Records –
--- START ---
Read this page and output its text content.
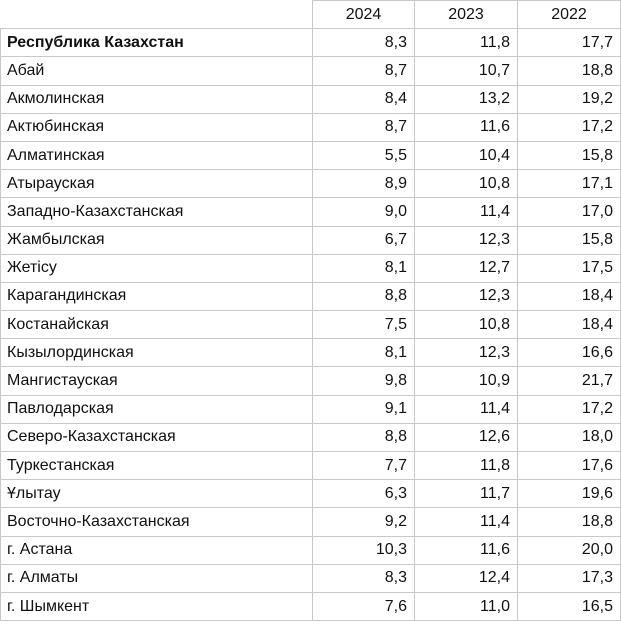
	2024	2023	2022
Республика Казахстан	8,3	11,8	17,7
Абай	8,7	10,7	18,8
Акмолинская	8,4	13,2	19,2
Актюбинская	8,7	11,6	17,2
Алматинская	5,5	10,4	15,8
Атырауская	8,9	10,8	17,1
Западно-Казахстанская	9,0	11,4	17,0
Жамбылская	6,7	12,3	15,8
Жетісу	8,1	12,7	17,5
Карагандинская	8,8	12,3	18,4
Костанайская	7,5	10,8	18,4
Кызылординская	8,1	12,3	16,6
Мангистауская	9,8	10,9	21,7
Павлодарская	9,1	11,4	17,2
Северо-Казахстанская	8,8	12,6	18,0
Туркестанская	7,7	11,8	17,6
Ұлытау	6,3	11,7	19,6
Восточно-Казахстанская	9,2	11,4	18,8
г. Астана	10,3	11,6	20,0
г. Алматы	8,3	12,4	17,3
г. Шымкент	7,6	11,0	16,5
--- END ---
Set problem –
Restate each line of the records exactly; pictures do not belong in the copy.

Complete output –
Read this page and output its text content.
	2024	2023	2022
Республика Казахстан	8,3	11,8	17,7
Абай	8,7	10,7	18,8
Акмолинская	8,4	13,2	19,2
Актюбинская	8,7	11,6	17,2
Алматинская	5,5	10,4	15,8
Атырауская	8,9	10,8	17,1
Западно-Казахстанская	9,0	11,4	17,0
Жамбылская	6,7	12,3	15,8
Жетісу	8,1	12,7	17,5
Карагандинская	8,8	12,3	18,4
Костанайская	7,5	10,8	18,4
Кызылординская	8,1	12,3	16,6
Мангистауская	9,8	10,9	21,7
Павлодарская	9,1	11,4	17,2
Северо-Казахстанская	8,8	12,6	18,0
Туркестанская	7,7	11,8	17,6
Ұлытау	6,3	11,7	19,6
Восточно-Казахстанская	9,2	11,4	18,8
г. Астана	10,3	11,6	20,0
г. Алматы	8,3	12,4	17,3
г. Шымкент	7,6	11,0	16,5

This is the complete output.